**WORK REQUIRED:** Return only the number of lines that hold "strategies".

## start RECORDS TO USE

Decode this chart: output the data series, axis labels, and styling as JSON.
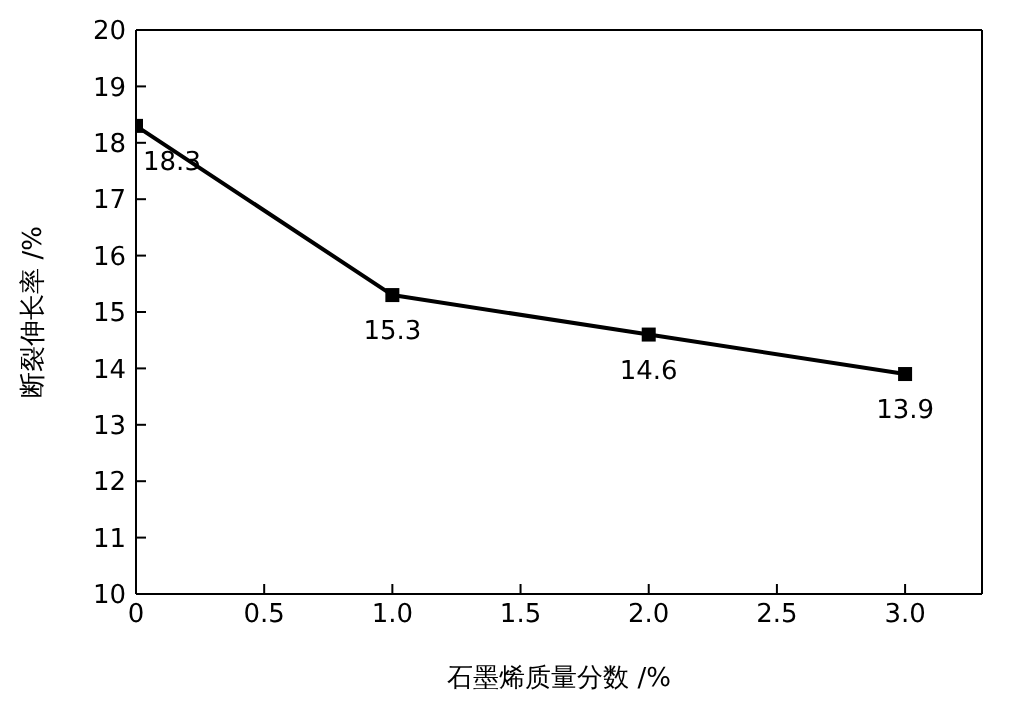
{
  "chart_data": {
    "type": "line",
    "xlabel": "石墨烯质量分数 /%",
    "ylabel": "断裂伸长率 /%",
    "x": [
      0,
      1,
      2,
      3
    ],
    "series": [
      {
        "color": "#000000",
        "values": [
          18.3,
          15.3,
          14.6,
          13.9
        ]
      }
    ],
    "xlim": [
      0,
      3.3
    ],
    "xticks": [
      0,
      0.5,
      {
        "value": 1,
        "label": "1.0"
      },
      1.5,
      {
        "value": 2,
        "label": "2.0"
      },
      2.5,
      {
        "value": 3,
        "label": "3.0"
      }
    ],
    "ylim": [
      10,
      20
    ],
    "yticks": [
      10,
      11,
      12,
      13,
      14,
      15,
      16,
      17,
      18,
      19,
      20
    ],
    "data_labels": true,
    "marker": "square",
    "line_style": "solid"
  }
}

## end RECORDS TO USE
## start RECORDS TO USE

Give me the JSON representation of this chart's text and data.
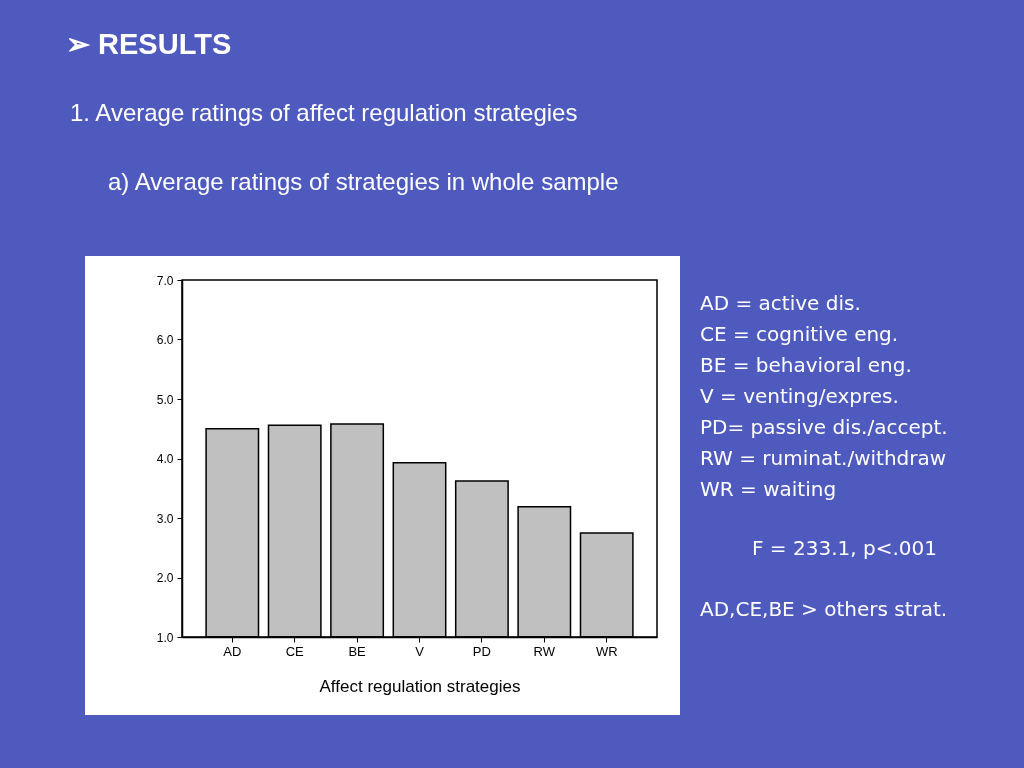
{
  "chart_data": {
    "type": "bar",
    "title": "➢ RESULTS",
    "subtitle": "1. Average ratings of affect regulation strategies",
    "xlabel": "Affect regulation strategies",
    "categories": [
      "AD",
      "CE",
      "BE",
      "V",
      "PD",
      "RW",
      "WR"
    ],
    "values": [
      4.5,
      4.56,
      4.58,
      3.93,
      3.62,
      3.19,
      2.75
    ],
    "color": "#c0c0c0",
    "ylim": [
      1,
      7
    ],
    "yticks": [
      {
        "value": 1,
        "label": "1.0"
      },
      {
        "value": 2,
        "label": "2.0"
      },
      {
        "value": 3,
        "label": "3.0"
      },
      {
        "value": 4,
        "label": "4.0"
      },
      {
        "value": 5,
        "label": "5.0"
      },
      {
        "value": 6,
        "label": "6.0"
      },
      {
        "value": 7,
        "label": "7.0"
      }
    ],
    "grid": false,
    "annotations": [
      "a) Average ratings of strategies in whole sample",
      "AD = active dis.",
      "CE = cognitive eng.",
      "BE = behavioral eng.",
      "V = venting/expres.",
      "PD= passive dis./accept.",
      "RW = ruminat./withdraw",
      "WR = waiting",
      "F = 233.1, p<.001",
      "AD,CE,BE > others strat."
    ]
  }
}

## end RECORDS TO USE

**OUTPUT FOR THIS EXERCISE:** 3